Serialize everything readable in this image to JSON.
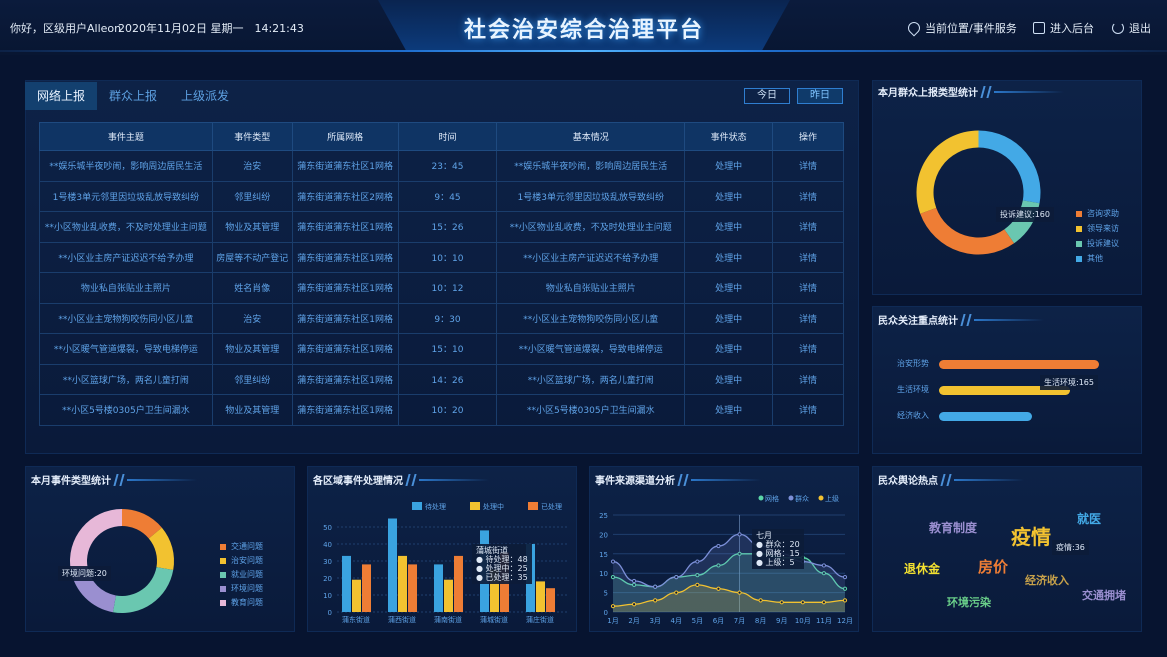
{
  "header": {
    "greeting": "你好，区级用户Alleon",
    "datetime": "2020年11月02日 星期一　14:21:43",
    "title": "社会治安综合治理平台",
    "location": "当前位置/事件服务",
    "backend": "进入后台",
    "logout": "退出"
  },
  "events": {
    "tabs": [
      "网络上报",
      "群众上报",
      "上级派发"
    ],
    "today": "今日",
    "yesterday": "昨日",
    "columns": [
      "事件主题",
      "事件类型",
      "所属网格",
      "时间",
      "基本情况",
      "事件状态",
      "操作"
    ],
    "rows": [
      [
        "**娱乐城半夜吵闹，影响周边居民生活",
        "治安",
        "蒲东街道蒲东社区1网格",
        "23：45",
        "**娱乐城半夜吵闹，影响周边居民生活",
        "处理中",
        "详情"
      ],
      [
        "1号楼3单元邻里因垃圾乱放导致纠纷",
        "邻里纠纷",
        "蒲东街道蒲东社区2网格",
        "9：45",
        "1号楼3单元邻里因垃圾乱放导致纠纷",
        "处理中",
        "详情"
      ],
      [
        "**小区物业乱收费，不及时处理业主问题",
        "物业及其管理",
        "蒲东街道蒲东社区1网格",
        "15：26",
        "**小区物业乱收费，不及时处理业主问题",
        "处理中",
        "详情"
      ],
      [
        "**小区业主房产证迟迟不给予办理",
        "房屋等不动产登记",
        "蒲东街道蒲东社区1网格",
        "10：10",
        "**小区业主房产证迟迟不给予办理",
        "处理中",
        "详情"
      ],
      [
        "物业私自张贴业主照片",
        "姓名肖像",
        "蒲东街道蒲东社区1网格",
        "10：12",
        "物业私自张贴业主照片",
        "处理中",
        "详情"
      ],
      [
        "**小区业主宠物狗咬伤同小区儿童",
        "治安",
        "蒲东街道蒲东社区1网格",
        "9：30",
        "**小区业主宠物狗咬伤同小区儿童",
        "处理中",
        "详情"
      ],
      [
        "**小区暖气管道爆裂，导致电梯停运",
        "物业及其管理",
        "蒲东街道蒲东社区1网格",
        "15：10",
        "**小区暖气管道爆裂，导致电梯停运",
        "处理中",
        "详情"
      ],
      [
        "**小区篮球广场，两名儿童打闹",
        "邻里纠纷",
        "蒲东街道蒲东社区1网格",
        "14：26",
        "**小区篮球广场，两名儿童打闹",
        "处理中",
        "详情"
      ],
      [
        "**小区5号楼0305户卫生间漏水",
        "物业及其管理",
        "蒲东街道蒲东社区1网格",
        "10：20",
        "**小区5号楼0305户卫生间漏水",
        "处理中",
        "详情"
      ]
    ]
  },
  "report_types": {
    "title": "本月群众上报类型统计",
    "tooltip": "投诉建议:160",
    "legend": [
      "咨询求助",
      "领导来访",
      "投诉建议",
      "其他"
    ],
    "colors": [
      "#ee7d35",
      "#f2c230",
      "#6ac7b0",
      "#43a9e6"
    ]
  },
  "focus": {
    "title": "民众关注重点统计",
    "tooltip": "生活环境:165",
    "chart_data": {
      "type": "bar",
      "categories": [
        "治安形势",
        "生活环境",
        "经济收入"
      ],
      "values": [
        100,
        82,
        58
      ],
      "colors": [
        "#ee7d35",
        "#f2c230",
        "#43a9e6"
      ]
    }
  },
  "event_types": {
    "title": "本月事件类型统计",
    "tooltip": "环境问题:20",
    "legend": [
      "交通问题",
      "治安问题",
      "就业问题",
      "环境问题",
      "教育问题"
    ],
    "colors": [
      "#ee7d35",
      "#f2c230",
      "#6ac7b0",
      "#9a8fd0",
      "#e7b8d8"
    ]
  },
  "region": {
    "title": "各区域事件处理情况",
    "tip_title": "蒲城街道",
    "tip_lines": [
      "● 待处理：48",
      "● 处理中：25",
      "● 已处理：35"
    ],
    "chart_data": {
      "type": "bar",
      "categories": [
        "蒲东街道",
        "蒲西街道",
        "蒲南街道",
        "蒲城街道",
        "蒲庄街道"
      ],
      "ylim": [
        0,
        50
      ],
      "yticks": [
        0,
        10,
        20,
        30,
        40,
        50
      ],
      "series": [
        {
          "name": "待处理",
          "values": [
            33,
            55,
            28,
            48,
            40
          ],
          "color": "#3aa3e0"
        },
        {
          "name": "处理中",
          "values": [
            19,
            33,
            19,
            25,
            18
          ],
          "color": "#f2c230"
        },
        {
          "name": "已处理",
          "values": [
            28,
            28,
            33,
            35,
            14
          ],
          "color": "#ee7d35"
        }
      ]
    }
  },
  "source": {
    "title": "事件来源渠道分析",
    "tip_title": "七月",
    "tip_lines": [
      "● 群众：20",
      "● 网格：15",
      "● 上级：5"
    ],
    "chart_data": {
      "type": "line",
      "x": [
        "1月",
        "2月",
        "3月",
        "4月",
        "5月",
        "6月",
        "7月",
        "8月",
        "9月",
        "10月",
        "11月",
        "12月"
      ],
      "ylim": [
        0,
        25
      ],
      "yticks": [
        0,
        5,
        10,
        15,
        20,
        25
      ],
      "series": [
        {
          "name": "网格",
          "values": [
            9,
            7,
            6.5,
            9,
            9.5,
            12,
            15,
            15,
            14,
            14,
            10,
            6
          ],
          "color": "#5ad6a8"
        },
        {
          "name": "群众",
          "values": [
            13,
            8,
            6.5,
            9,
            13,
            17,
            20,
            17,
            15,
            13,
            12,
            9
          ],
          "color": "#7c8fd8"
        },
        {
          "name": "上级",
          "values": [
            1.5,
            2,
            3,
            5,
            7,
            6,
            5,
            3,
            2.5,
            2.5,
            2.5,
            3
          ],
          "color": "#f2c230"
        }
      ]
    }
  },
  "hot": {
    "title": "民众舆论热点",
    "tooltip": "疫情:36",
    "words": [
      {
        "text": "教育制度",
        "color": "#9a8fd0",
        "size": 12
      },
      {
        "text": "疫情",
        "color": "#f2c230",
        "size": 20
      },
      {
        "text": "就医",
        "color": "#43a9e6",
        "size": 12
      },
      {
        "text": "退休金",
        "color": "#f2e030",
        "size": 12
      },
      {
        "text": "房价",
        "color": "#ee7d35",
        "size": 15
      },
      {
        "text": "经济收入",
        "color": "#c8a24a",
        "size": 11
      },
      {
        "text": "环境污染",
        "color": "#6ad08a",
        "size": 11
      },
      {
        "text": "交通拥堵",
        "color": "#9a8fd0",
        "size": 11
      }
    ]
  }
}
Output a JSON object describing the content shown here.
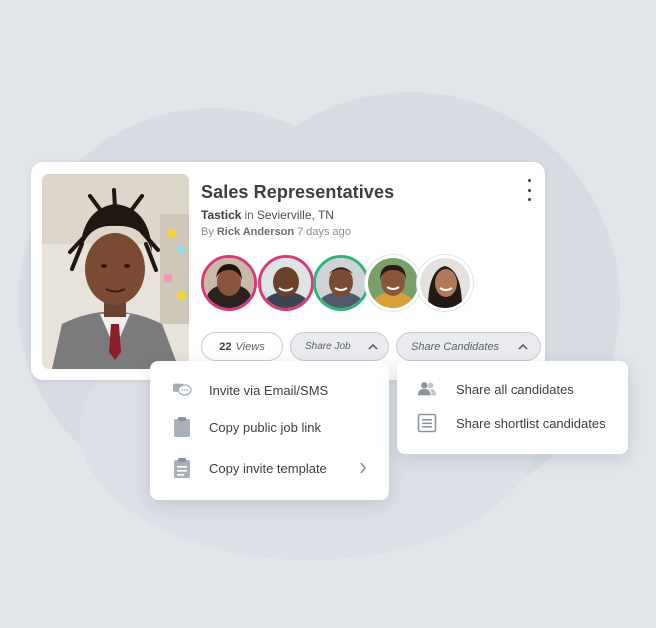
{
  "job": {
    "title": "Sales Representatives",
    "company": "Tastick",
    "in_word": "in",
    "location": "Sevierville, TN",
    "by_word": "By",
    "author": "Rick Anderson",
    "posted": "7 days ago"
  },
  "icons": {
    "menu": "more-vertical-icon",
    "share_job_chevron": "chevron-up-icon",
    "share_candidates_chevron": "chevron-up-icon"
  },
  "avatar_ring_colors": [
    "#d63a78",
    "#d63a78",
    "#2fb37a",
    "#ffffff",
    "#ffffff"
  ],
  "stats": {
    "views_count": "22",
    "views_label": "Views"
  },
  "buttons": {
    "share_job": "Share Job",
    "share_candidates": "Share Candidates"
  },
  "share_job_menu": {
    "items": [
      {
        "label": "Invite via Email/SMS",
        "icon": "chat-bubble-icon"
      },
      {
        "label": "Copy public job link",
        "icon": "clipboard-icon"
      },
      {
        "label": "Copy invite template",
        "icon": "clipboard-list-icon",
        "has_submenu": true
      }
    ]
  },
  "share_candidates_menu": {
    "items": [
      {
        "label": "Share all candidates",
        "icon": "users-icon"
      },
      {
        "label": "Share shortlist candidates",
        "icon": "list-icon"
      }
    ]
  }
}
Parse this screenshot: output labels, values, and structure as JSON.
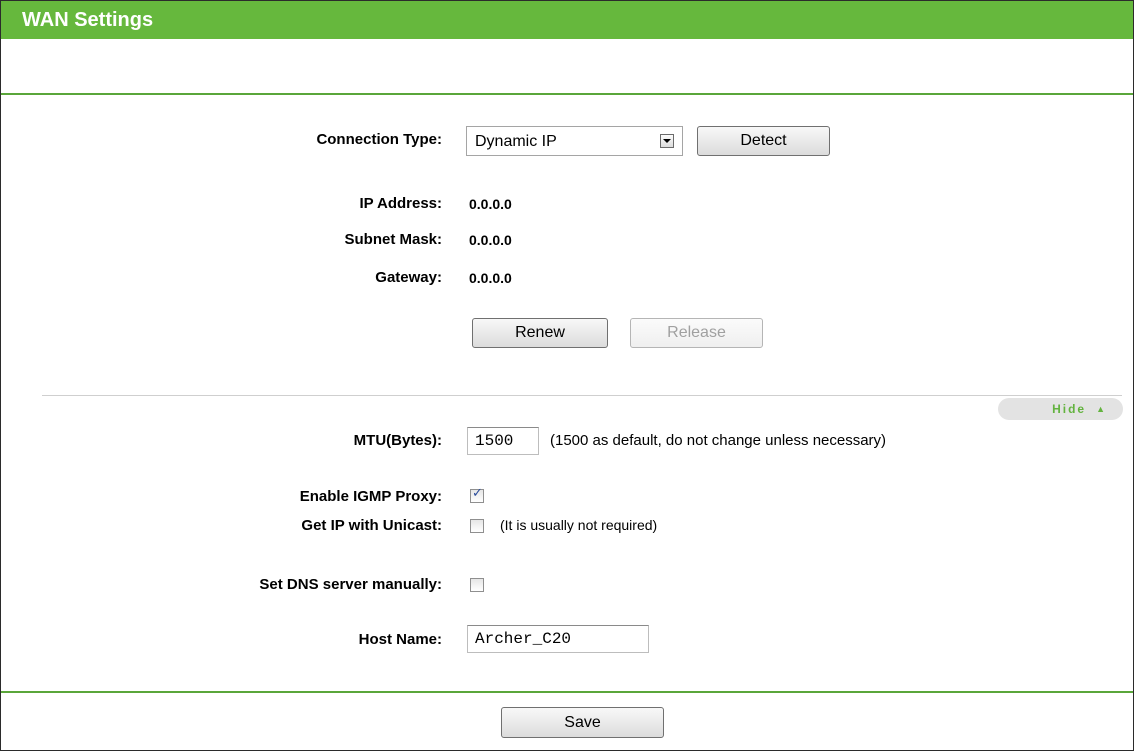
{
  "page": {
    "title": "WAN Settings"
  },
  "wan": {
    "connection_type_label": "Connection Type:",
    "connection_type_value": "Dynamic IP",
    "detect_label": "Detect",
    "ip_address_label": "IP Address:",
    "ip_address_value": "0.0.0.0",
    "subnet_mask_label": "Subnet Mask:",
    "subnet_mask_value": "0.0.0.0",
    "gateway_label": "Gateway:",
    "gateway_value": "0.0.0.0",
    "renew_label": "Renew",
    "release_label": "Release"
  },
  "advanced": {
    "hide_label": "Hide",
    "mtu_label": "MTU(Bytes):",
    "mtu_value": "1500",
    "mtu_note": "(1500 as default, do not change unless necessary)",
    "igmp_label": "Enable IGMP Proxy:",
    "igmp_checked": true,
    "unicast_label": "Get IP with Unicast:",
    "unicast_checked": false,
    "unicast_note": "(It is usually not required)",
    "dns_label": "Set DNS server manually:",
    "dns_checked": false,
    "host_name_label": "Host Name:",
    "host_name_value": "Archer_C20"
  },
  "footer": {
    "save_label": "Save"
  },
  "colors": {
    "accent": "#66b83d",
    "hide_text": "#63b33f"
  }
}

*WHAT TO DO:* Extract lines where the string "JSON" occurs.

*EXERCISE ANSWER:*
Serialize everything readable in this image to JSON.
Output a JSON object describing the content shown here.
Parse this screenshot: output labels, values, and structure as JSON.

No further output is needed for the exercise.